## Data rows

+++

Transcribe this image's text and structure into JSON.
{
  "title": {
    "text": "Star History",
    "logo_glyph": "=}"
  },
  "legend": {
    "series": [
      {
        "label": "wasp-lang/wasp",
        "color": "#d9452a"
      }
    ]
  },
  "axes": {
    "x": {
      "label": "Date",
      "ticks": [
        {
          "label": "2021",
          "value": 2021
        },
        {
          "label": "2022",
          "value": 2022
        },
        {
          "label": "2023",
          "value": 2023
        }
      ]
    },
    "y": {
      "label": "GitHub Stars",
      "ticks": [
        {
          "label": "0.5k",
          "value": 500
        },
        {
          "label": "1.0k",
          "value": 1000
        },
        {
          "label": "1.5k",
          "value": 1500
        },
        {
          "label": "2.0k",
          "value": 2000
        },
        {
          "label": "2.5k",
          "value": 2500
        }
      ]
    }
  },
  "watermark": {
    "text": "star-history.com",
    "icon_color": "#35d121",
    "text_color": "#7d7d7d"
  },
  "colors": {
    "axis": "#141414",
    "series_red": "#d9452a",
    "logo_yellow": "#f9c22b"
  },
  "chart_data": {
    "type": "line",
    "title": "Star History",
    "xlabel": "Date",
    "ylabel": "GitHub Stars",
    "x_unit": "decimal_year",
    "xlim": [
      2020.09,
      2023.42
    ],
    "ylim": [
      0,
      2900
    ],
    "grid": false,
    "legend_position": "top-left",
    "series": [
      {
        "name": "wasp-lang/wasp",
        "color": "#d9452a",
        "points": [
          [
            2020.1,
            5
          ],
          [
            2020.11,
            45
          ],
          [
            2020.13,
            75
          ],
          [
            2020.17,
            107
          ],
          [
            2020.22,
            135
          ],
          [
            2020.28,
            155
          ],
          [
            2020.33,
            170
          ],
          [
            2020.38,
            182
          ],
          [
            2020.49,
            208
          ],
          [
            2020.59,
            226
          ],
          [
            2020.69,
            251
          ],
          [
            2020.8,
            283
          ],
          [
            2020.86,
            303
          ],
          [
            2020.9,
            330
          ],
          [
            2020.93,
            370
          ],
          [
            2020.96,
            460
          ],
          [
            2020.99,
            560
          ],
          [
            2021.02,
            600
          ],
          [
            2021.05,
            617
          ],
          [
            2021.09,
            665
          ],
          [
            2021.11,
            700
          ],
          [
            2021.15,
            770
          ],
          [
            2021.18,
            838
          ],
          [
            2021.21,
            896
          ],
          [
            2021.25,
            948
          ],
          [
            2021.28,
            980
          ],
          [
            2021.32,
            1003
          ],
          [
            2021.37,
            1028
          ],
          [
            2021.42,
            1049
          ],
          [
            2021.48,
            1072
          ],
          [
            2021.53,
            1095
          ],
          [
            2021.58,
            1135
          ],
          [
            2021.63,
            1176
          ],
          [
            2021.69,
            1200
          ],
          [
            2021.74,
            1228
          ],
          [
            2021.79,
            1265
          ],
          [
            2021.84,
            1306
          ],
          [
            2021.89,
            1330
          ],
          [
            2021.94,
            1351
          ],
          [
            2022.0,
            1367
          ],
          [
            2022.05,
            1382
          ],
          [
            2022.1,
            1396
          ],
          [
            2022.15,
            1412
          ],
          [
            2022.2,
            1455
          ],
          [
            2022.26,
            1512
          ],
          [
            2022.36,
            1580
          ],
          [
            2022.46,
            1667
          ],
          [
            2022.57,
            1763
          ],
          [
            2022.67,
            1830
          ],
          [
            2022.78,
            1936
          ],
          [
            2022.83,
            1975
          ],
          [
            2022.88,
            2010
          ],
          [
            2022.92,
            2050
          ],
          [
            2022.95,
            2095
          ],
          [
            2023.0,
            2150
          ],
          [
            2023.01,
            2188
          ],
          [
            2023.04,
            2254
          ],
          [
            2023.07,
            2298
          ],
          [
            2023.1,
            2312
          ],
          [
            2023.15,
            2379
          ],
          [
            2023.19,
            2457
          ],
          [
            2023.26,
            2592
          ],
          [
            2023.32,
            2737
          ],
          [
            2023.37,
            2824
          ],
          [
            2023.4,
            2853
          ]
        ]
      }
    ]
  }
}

+++

## Set exercise
Copy out each record, keeping every word as it is.

## Output of the task
Transcribe this image's text and structure into JSON.
{
  "title": {
    "text": "Star History",
    "logo_glyph": "=}"
  },
  "legend": {
    "series": [
      {
        "label": "wasp-lang/wasp",
        "color": "#d9452a"
      }
    ]
  },
  "axes": {
    "x": {
      "label": "Date",
      "ticks": [
        {
          "label": "2021",
          "value": 2021
        },
        {
          "label": "2022",
          "value": 2022
        },
        {
          "label": "2023",
          "value": 2023
        }
      ]
    },
    "y": {
      "label": "GitHub Stars",
      "ticks": [
        {
          "label": "0.5k",
          "value": 500
        },
        {
          "label": "1.0k",
          "value": 1000
        },
        {
          "label": "1.5k",
          "value": 1500
        },
        {
          "label": "2.0k",
          "value": 2000
        },
        {
          "label": "2.5k",
          "value": 2500
        }
      ]
    }
  },
  "watermark": {
    "text": "star-history.com",
    "icon_color": "#35d121",
    "text_color": "#7d7d7d"
  },
  "colors": {
    "axis": "#141414",
    "series_red": "#d9452a",
    "logo_yellow": "#f9c22b"
  },
  "chart_data": {
    "type": "line",
    "title": "Star History",
    "xlabel": "Date",
    "ylabel": "GitHub Stars",
    "x_unit": "decimal_year",
    "xlim": [
      2020.09,
      2023.42
    ],
    "ylim": [
      0,
      2900
    ],
    "grid": false,
    "legend_position": "top-left",
    "series": [
      {
        "name": "wasp-lang/wasp",
        "color": "#d9452a",
        "points": [
          [
            2020.1,
            5
          ],
          [
            2020.11,
            45
          ],
          [
            2020.13,
            75
          ],
          [
            2020.17,
            107
          ],
          [
            2020.22,
            135
          ],
          [
            2020.28,
            155
          ],
          [
            2020.33,
            170
          ],
          [
            2020.38,
            182
          ],
          [
            2020.49,
            208
          ],
          [
            2020.59,
            226
          ],
          [
            2020.69,
            251
          ],
          [
            2020.8,
            283
          ],
          [
            2020.86,
            303
          ],
          [
            2020.9,
            330
          ],
          [
            2020.93,
            370
          ],
          [
            2020.96,
            460
          ],
          [
            2020.99,
            560
          ],
          [
            2021.02,
            600
          ],
          [
            2021.05,
            617
          ],
          [
            2021.09,
            665
          ],
          [
            2021.11,
            700
          ],
          [
            2021.15,
            770
          ],
          [
            2021.18,
            838
          ],
          [
            2021.21,
            896
          ],
          [
            2021.25,
            948
          ],
          [
            2021.28,
            980
          ],
          [
            2021.32,
            1003
          ],
          [
            2021.37,
            1028
          ],
          [
            2021.42,
            1049
          ],
          [
            2021.48,
            1072
          ],
          [
            2021.53,
            1095
          ],
          [
            2021.58,
            1135
          ],
          [
            2021.63,
            1176
          ],
          [
            2021.69,
            1200
          ],
          [
            2021.74,
            1228
          ],
          [
            2021.79,
            1265
          ],
          [
            2021.84,
            1306
          ],
          [
            2021.89,
            1330
          ],
          [
            2021.94,
            1351
          ],
          [
            2022.0,
            1367
          ],
          [
            2022.05,
            1382
          ],
          [
            2022.1,
            1396
          ],
          [
            2022.15,
            1412
          ],
          [
            2022.2,
            1455
          ],
          [
            2022.26,
            1512
          ],
          [
            2022.36,
            1580
          ],
          [
            2022.46,
            1667
          ],
          [
            2022.57,
            1763
          ],
          [
            2022.67,
            1830
          ],
          [
            2022.78,
            1936
          ],
          [
            2022.83,
            1975
          ],
          [
            2022.88,
            2010
          ],
          [
            2022.92,
            2050
          ],
          [
            2022.95,
            2095
          ],
          [
            2023.0,
            2150
          ],
          [
            2023.01,
            2188
          ],
          [
            2023.04,
            2254
          ],
          [
            2023.07,
            2298
          ],
          [
            2023.1,
            2312
          ],
          [
            2023.15,
            2379
          ],
          [
            2023.19,
            2457
          ],
          [
            2023.26,
            2592
          ],
          [
            2023.32,
            2737
          ],
          [
            2023.37,
            2824
          ],
          [
            2023.4,
            2853
          ]
        ]
      }
    ]
  }
}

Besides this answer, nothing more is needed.